# To be done
Print all entries word for word.

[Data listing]
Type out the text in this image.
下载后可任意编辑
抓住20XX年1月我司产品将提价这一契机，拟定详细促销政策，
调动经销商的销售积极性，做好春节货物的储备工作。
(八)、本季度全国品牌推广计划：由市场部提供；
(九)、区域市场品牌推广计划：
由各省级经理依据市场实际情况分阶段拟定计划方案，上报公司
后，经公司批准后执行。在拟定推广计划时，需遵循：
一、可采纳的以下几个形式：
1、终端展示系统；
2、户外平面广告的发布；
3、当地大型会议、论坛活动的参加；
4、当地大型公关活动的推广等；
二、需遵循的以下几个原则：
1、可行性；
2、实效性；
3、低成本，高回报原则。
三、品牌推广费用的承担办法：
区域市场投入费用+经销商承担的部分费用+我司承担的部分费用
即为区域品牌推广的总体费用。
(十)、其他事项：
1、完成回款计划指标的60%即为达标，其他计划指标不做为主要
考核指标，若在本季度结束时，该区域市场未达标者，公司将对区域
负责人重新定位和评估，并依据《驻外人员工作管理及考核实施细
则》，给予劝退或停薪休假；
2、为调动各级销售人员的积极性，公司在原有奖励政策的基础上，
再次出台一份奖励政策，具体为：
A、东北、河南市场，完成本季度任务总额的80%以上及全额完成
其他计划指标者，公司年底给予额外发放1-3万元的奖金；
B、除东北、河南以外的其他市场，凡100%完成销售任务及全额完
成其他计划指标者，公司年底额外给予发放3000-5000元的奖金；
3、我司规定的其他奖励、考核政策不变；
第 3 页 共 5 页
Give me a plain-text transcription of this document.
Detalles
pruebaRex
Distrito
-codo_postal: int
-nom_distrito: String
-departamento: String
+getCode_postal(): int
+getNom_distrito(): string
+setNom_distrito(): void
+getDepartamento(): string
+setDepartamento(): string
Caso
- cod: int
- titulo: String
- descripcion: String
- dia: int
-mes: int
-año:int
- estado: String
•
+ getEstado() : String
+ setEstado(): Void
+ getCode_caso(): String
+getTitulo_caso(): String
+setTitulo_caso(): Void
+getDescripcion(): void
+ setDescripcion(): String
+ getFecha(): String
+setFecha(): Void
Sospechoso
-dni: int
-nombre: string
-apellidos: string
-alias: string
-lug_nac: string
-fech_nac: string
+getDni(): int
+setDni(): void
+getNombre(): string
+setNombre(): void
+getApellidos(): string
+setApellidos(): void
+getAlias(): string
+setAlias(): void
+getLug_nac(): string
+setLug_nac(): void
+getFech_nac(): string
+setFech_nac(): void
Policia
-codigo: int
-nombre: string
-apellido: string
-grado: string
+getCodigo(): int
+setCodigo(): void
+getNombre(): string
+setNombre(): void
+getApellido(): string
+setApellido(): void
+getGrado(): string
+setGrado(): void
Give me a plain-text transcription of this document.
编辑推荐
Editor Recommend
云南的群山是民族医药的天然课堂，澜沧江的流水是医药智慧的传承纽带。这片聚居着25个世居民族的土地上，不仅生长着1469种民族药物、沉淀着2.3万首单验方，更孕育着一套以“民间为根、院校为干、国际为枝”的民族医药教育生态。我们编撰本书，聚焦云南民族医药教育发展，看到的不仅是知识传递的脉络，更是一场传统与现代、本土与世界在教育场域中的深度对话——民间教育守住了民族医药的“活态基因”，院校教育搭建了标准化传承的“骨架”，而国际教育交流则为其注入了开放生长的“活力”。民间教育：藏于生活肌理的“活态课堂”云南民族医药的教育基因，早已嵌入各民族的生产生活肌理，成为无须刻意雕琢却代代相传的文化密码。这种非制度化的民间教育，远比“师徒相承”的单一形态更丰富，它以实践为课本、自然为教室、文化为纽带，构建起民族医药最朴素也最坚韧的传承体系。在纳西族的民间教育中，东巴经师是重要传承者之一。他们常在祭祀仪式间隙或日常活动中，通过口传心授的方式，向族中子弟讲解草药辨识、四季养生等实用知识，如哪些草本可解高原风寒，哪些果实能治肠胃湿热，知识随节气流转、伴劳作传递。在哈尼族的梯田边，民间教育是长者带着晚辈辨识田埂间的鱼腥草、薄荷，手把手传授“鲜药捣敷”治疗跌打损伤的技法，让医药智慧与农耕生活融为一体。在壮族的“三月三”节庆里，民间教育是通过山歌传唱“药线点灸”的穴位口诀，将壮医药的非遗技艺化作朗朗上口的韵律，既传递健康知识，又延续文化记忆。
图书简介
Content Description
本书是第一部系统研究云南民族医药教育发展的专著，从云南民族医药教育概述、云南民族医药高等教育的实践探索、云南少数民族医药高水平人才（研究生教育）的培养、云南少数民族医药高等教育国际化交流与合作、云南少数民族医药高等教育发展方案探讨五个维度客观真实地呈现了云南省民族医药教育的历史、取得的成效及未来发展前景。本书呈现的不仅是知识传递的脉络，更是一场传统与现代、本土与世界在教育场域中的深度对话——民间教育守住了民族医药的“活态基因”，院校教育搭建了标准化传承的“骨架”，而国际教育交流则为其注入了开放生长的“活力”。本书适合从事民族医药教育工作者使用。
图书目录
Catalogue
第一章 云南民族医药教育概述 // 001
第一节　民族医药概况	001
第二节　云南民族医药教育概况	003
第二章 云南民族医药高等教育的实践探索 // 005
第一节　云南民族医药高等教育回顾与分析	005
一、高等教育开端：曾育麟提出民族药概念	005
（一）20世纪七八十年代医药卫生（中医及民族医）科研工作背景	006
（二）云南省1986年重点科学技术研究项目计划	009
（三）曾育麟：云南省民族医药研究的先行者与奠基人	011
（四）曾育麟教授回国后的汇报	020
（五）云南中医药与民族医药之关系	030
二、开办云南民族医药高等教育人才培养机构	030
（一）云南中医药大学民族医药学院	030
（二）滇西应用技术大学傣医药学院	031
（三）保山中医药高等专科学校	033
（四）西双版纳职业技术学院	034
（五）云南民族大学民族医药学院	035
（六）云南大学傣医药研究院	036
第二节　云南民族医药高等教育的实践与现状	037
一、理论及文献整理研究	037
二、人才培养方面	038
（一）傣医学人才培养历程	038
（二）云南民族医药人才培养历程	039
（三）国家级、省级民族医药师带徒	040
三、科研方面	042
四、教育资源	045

# Answer to the problem
Type out the text in this image.
下载后可任意编辑
抓住20XX年1月我司产品将提价这一契机，拟定详细促销政策，
调动经销商的销售积极性，做好春节货物的储备工作。
(八)、本季度全国品牌推广计划：由市场部提供；
(九)、区域市场品牌推广计划：
由各省级经理依据市场实际情况分阶段拟定计划方案，上报公司
后，经公司批准后执行。在拟定推广计划时，需遵循：
一、可采纳的以下几个形式：
1、终端展示系统；
2、户外平面广告的发布；
3、当地大型会议、论坛活动的参加；
4、当地大型公关活动的推广等；
二、需遵循的以下几个原则：
1、可行性；
2、实效性；
3、低成本，高回报原则。
三、品牌推广费用的承担办法：
区域市场投入费用+经销商承担的部分费用+我司承担的部分费用
即为区域品牌推广的总体费用。
(十)、其他事项：
1、完成回款计划指标的60%即为达标，其他计划指标不做为主要
考核指标，若在本季度结束时，该区域市场未达标者，公司将对区域
负责人重新定位和评估，并依据《驻外人员工作管理及考核实施细
则》，给予劝退或停薪休假；
2、为调动各级销售人员的积极性，公司在原有奖励政策的基础上，
再次出台一份奖励政策，具体为：
A、东北、河南市场，完成本季度任务总额的80%以上及全额完成
其他计划指标者，公司年底给予额外发放1-3万元的奖金；
B、除东北、河南以外的其他市场，凡100%完成销售任务及全额完
成其他计划指标者，公司年底额外给予发放3000-5000元的奖金；
3、我司规定的其他奖励、考核政策不变；
第 3 页 共 5 页
Give me a plain-text transcription of this document.
Detalles
pruebaRex
Distrito
-codo_postal: int
-nom_distrito: String
-departamento: String
+getCode_postal(): int
+getNom_distrito(): string
+setNom_distrito(): void
+getDepartamento(): string
+setDepartamento(): string
Caso
- cod: int
- titulo: String
- descripcion: String
- dia: int
-mes: int
-año:int
- estado: String
•
+ getEstado() : String
+ setEstado(): Void
+ getCode_caso(): String
+getTitulo_caso(): String
+setTitulo_caso(): Void
+getDescripcion(): void
+ setDescripcion(): String
+ getFecha(): String
+setFecha(): Void
Sospechoso
-dni: int
-nombre: string
-apellidos: string
-alias: string
-lug_nac: string
-fech_nac: string
+getDni(): int
+setDni(): void
+getNombre(): string
+setNombre(): void
+getApellidos(): string
+setApellidos(): void
+getAlias(): string
+setAlias(): void
+getLug_nac(): string
+setLug_nac(): void
+getFech_nac(): string
+setFech_nac(): void
Policia
-codigo: int
-nombre: string
-apellido: string
-grado: string
+getCodigo(): int
+setCodigo(): void
+getNombre(): string
+setNombre(): void
+getApellido(): string
+setApellido(): void
+getGrado(): string
+setGrado(): void
Give me a plain-text transcription of this document.
编辑推荐
Editor Recommend
云南的群山是民族医药的天然课堂，澜沧江的流水是医药智慧的传承纽带。这片聚居着25个世居民族的土地上，不仅生长着1469种民族药物、沉淀着2.3万首单验方，更孕育着一套以“民间为根、院校为干、国际为枝”的民族医药教育生态。我们编撰本书，聚焦云南民族医药教育发展，看到的不仅是知识传递的脉络，更是一场传统与现代、本土与世界在教育场域中的深度对话——民间教育守住了民族医药的“活态基因”，院校教育搭建了标准化传承的“骨架”，而国际教育交流则为其注入了开放生长的“活力”。民间教育：藏于生活肌理的“活态课堂”云南民族医药的教育基因，早已嵌入各民族的生产生活肌理，成为无须刻意雕琢却代代相传的文化密码。这种非制度化的民间教育，远比“师徒相承”的单一形态更丰富，它以实践为课本、自然为教室、文化为纽带，构建起民族医药最朴素也最坚韧的传承体系。在纳西族的民间教育中，东巴经师是重要传承者之一。他们常在祭祀仪式间隙或日常活动中，通过口传心授的方式，向族中子弟讲解草药辨识、四季养生等实用知识，如哪些草本可解高原风寒，哪些果实能治肠胃湿热，知识随节气流转、伴劳作传递。在哈尼族的梯田边，民间教育是长者带着晚辈辨识田埂间的鱼腥草、薄荷，手把手传授“鲜药捣敷”治疗跌打损伤的技法，让医药智慧与农耕生活融为一体。在壮族的“三月三”节庆里，民间教育是通过山歌传唱“药线点灸”的穴位口诀，将壮医药的非遗技艺化作朗朗上口的韵律，既传递健康知识，又延续文化记忆。
图书简介
Content Description
本书是第一部系统研究云南民族医药教育发展的专著，从云南民族医药教育概述、云南民族医药高等教育的实践探索、云南少数民族医药高水平人才（研究生教育）的培养、云南少数民族医药高等教育国际化交流与合作、云南少数民族医药高等教育发展方案探讨五个维度客观真实地呈现了云南省民族医药教育的历史、取得的成效及未来发展前景。本书呈现的不仅是知识传递的脉络，更是一场传统与现代、本土与世界在教育场域中的深度对话——民间教育守住了民族医药的“活态基因”，院校教育搭建了标准化传承的“骨架”，而国际教育交流则为其注入了开放生长的“活力”。本书适合从事民族医药教育工作者使用。
图书目录
Catalogue
第一章 云南民族医药教育概述 // 001
第一节　民族医药概况	001
第二节　云南民族医药教育概况	003
第二章 云南民族医药高等教育的实践探索 // 005
第一节　云南民族医药高等教育回顾与分析	005
一、高等教育开端：曾育麟提出民族药概念	005
（一）20世纪七八十年代医药卫生（中医及民族医）科研工作背景	006
（二）云南省1986年重点科学技术研究项目计划	009
（三）曾育麟：云南省民族医药研究的先行者与奠基人	011
（四）曾育麟教授回国后的汇报	020
（五）云南中医药与民族医药之关系	030
二、开办云南民族医药高等教育人才培养机构	030
（一）云南中医药大学民族医药学院	030
（二）滇西应用技术大学傣医药学院	031
（三）保山中医药高等专科学校	033
（四）西双版纳职业技术学院	034
（五）云南民族大学民族医药学院	035
（六）云南大学傣医药研究院	036
第二节　云南民族医药高等教育的实践与现状	037
一、理论及文献整理研究	037
二、人才培养方面	038
（一）傣医学人才培养历程	038
（二）云南民族医药人才培养历程	039
（三）国家级、省级民族医药师带徒	040
三、科研方面	042
四、教育资源	045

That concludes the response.